## What you need to do
Copy the data exactly; pictures stay out of the copy.

## Extracted information

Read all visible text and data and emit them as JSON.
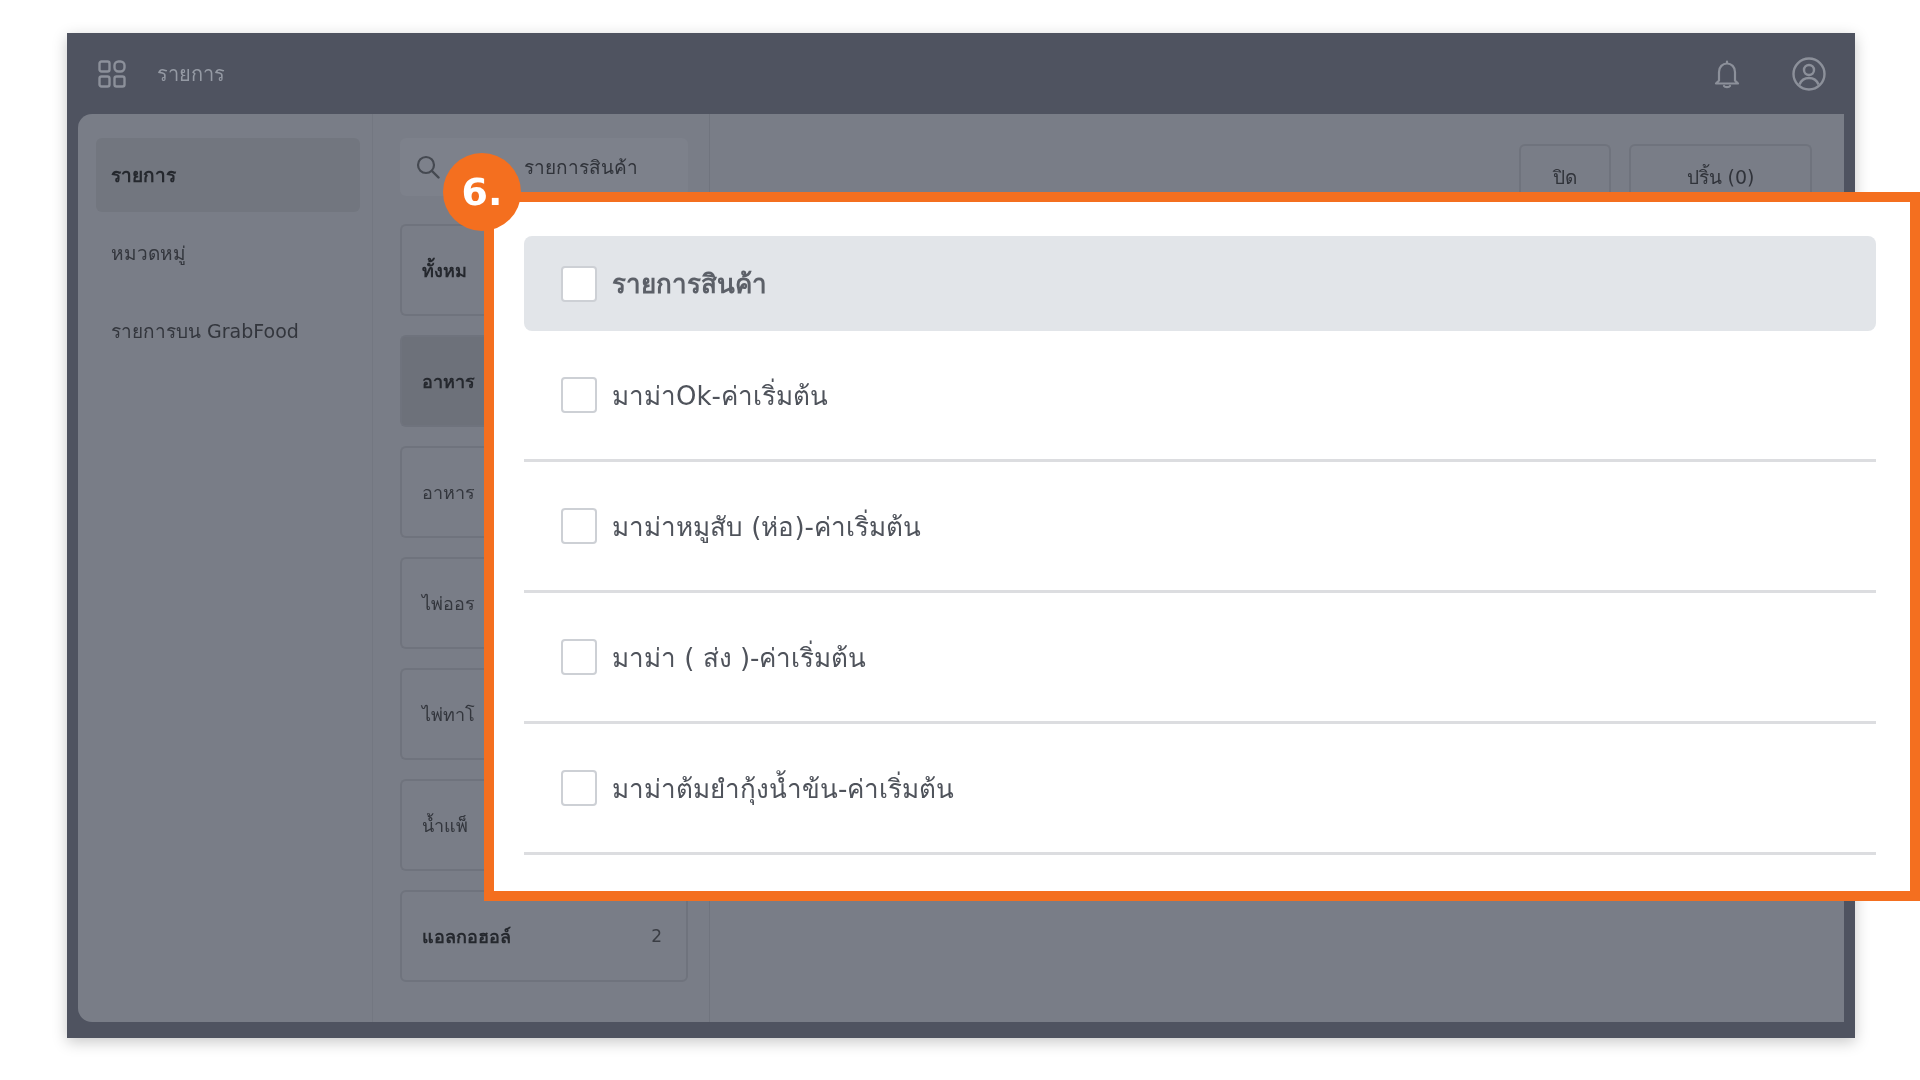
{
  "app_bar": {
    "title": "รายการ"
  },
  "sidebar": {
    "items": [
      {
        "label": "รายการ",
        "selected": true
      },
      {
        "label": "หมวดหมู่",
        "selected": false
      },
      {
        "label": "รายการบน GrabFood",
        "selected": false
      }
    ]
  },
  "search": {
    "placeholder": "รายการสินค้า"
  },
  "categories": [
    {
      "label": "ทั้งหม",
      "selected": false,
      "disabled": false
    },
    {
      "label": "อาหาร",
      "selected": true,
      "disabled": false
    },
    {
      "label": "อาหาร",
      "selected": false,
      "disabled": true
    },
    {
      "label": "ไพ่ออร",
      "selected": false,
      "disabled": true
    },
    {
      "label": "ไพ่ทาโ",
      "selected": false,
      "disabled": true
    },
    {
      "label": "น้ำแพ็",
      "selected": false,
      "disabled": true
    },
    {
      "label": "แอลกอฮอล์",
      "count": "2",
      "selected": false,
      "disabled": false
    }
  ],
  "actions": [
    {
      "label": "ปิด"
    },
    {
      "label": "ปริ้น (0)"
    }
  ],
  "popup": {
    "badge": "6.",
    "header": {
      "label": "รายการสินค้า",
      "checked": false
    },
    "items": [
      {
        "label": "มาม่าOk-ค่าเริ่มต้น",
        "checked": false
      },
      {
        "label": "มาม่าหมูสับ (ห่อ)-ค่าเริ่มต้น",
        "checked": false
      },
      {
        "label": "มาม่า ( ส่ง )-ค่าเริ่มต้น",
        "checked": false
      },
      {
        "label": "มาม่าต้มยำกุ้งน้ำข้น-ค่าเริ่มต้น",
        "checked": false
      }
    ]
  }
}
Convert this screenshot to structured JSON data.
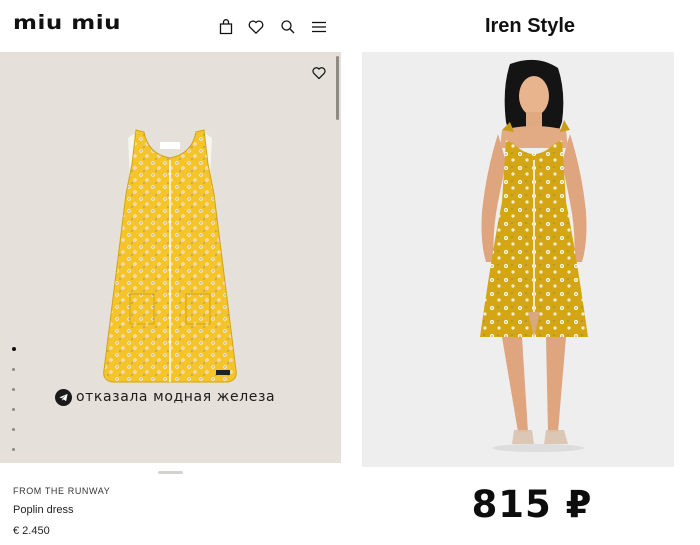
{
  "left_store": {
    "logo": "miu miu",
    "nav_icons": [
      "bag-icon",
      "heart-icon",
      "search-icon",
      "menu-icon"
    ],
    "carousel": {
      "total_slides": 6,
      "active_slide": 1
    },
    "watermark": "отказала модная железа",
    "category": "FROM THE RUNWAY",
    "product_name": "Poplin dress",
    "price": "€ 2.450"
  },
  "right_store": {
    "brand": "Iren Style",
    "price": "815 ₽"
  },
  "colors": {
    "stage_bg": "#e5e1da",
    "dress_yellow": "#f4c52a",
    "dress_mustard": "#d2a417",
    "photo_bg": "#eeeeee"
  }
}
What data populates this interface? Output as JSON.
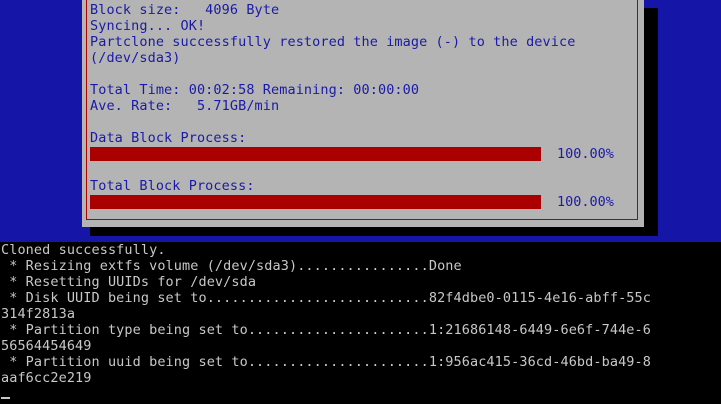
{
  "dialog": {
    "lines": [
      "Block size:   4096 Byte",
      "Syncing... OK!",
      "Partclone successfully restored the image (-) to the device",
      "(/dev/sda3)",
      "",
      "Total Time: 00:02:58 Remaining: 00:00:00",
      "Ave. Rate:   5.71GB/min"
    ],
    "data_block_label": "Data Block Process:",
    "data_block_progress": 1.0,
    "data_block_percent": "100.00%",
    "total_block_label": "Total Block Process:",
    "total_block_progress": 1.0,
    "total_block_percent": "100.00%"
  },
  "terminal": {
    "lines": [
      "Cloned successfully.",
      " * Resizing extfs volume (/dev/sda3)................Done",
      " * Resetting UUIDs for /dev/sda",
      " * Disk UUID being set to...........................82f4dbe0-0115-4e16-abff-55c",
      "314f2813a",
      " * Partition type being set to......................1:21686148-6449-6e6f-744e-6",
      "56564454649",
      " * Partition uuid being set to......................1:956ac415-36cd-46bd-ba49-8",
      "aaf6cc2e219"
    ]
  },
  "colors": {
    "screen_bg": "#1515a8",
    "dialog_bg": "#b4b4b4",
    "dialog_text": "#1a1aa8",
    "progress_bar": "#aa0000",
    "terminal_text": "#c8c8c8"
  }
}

## Task output
Read all visible text and data and emit them as JSON.
{
  "app_bar": {
    "title": "รายการ"
  },
  "sidebar": {
    "items": [
      {
        "label": "รายการ",
        "selected": true
      },
      {
        "label": "หมวดหมู่",
        "selected": false
      },
      {
        "label": "รายการบน GrabFood",
        "selected": false
      }
    ]
  },
  "search": {
    "placeholder": "รายการสินค้า"
  },
  "categories": [
    {
      "label": "ทั้งหม",
      "selected": false,
      "disabled": false
    },
    {
      "label": "อาหาร",
      "selected": true,
      "disabled": false
    },
    {
      "label": "อาหาร",
      "selected": false,
      "disabled": true
    },
    {
      "label": "ไพ่ออร",
      "selected": false,
      "disabled": true
    },
    {
      "label": "ไพ่ทาโ",
      "selected": false,
      "disabled": true
    },
    {
      "label": "น้ำแพ็",
      "selected": false,
      "disabled": true
    },
    {
      "label": "แอลกอฮอล์",
      "count": "2",
      "selected": false,
      "disabled": false
    }
  ],
  "actions": [
    {
      "label": "ปิด"
    },
    {
      "label": "ปริ้น (0)"
    }
  ],
  "popup": {
    "badge": "6.",
    "header": {
      "label": "รายการสินค้า",
      "checked": false
    },
    "items": [
      {
        "label": "มาม่าOk-ค่าเริ่มต้น",
        "checked": false
      },
      {
        "label": "มาม่าหมูสับ (ห่อ)-ค่าเริ่มต้น",
        "checked": false
      },
      {
        "label": "มาม่า ( ส่ง )-ค่าเริ่มต้น",
        "checked": false
      },
      {
        "label": "มาม่าต้มยำกุ้งน้ำข้น-ค่าเริ่มต้น",
        "checked": false
      }
    ]
  }
}
Convert this screenshot to structured JSON data.
{
  "left_store": {
    "logo": "miu miu",
    "nav_icons": [
      "bag-icon",
      "heart-icon",
      "search-icon",
      "menu-icon"
    ],
    "carousel": {
      "total_slides": 6,
      "active_slide": 1
    },
    "watermark": "отказала модная железа",
    "category": "FROM THE RUNWAY",
    "product_name": "Poplin dress",
    "price": "€ 2.450"
  },
  "right_store": {
    "brand": "Iren Style",
    "price": "815 ₽"
  },
  "colors": {
    "stage_bg": "#e5e1da",
    "dress_yellow": "#f4c52a",
    "dress_mustard": "#d2a417",
    "photo_bg": "#eeeeee"
  }
}
What data populates this interface? Output as JSON.
{
  "dialog": {
    "lines": [
      "Block size:   4096 Byte",
      "Syncing... OK!",
      "Partclone successfully restored the image (-) to the device",
      "(/dev/sda3)",
      "",
      "Total Time: 00:02:58 Remaining: 00:00:00",
      "Ave. Rate:   5.71GB/min"
    ],
    "data_block_label": "Data Block Process:",
    "data_block_progress": 1.0,
    "data_block_percent": "100.00%",
    "total_block_label": "Total Block Process:",
    "total_block_progress": 1.0,
    "total_block_percent": "100.00%"
  },
  "terminal": {
    "lines": [
      "Cloned successfully.",
      " * Resizing extfs volume (/dev/sda3)................Done",
      " * Resetting UUIDs for /dev/sda",
      " * Disk UUID being set to...........................82f4dbe0-0115-4e16-abff-55c",
      "314f2813a",
      " * Partition type being set to......................1:21686148-6449-6e6f-744e-6",
      "56564454649",
      " * Partition uuid being set to......................1:956ac415-36cd-46bd-ba49-8",
      "aaf6cc2e219"
    ]
  },
  "colors": {
    "screen_bg": "#1515a8",
    "dialog_bg": "#b4b4b4",
    "dialog_text": "#1a1aa8",
    "progress_bar": "#aa0000",
    "terminal_text": "#c8c8c8"
  }
}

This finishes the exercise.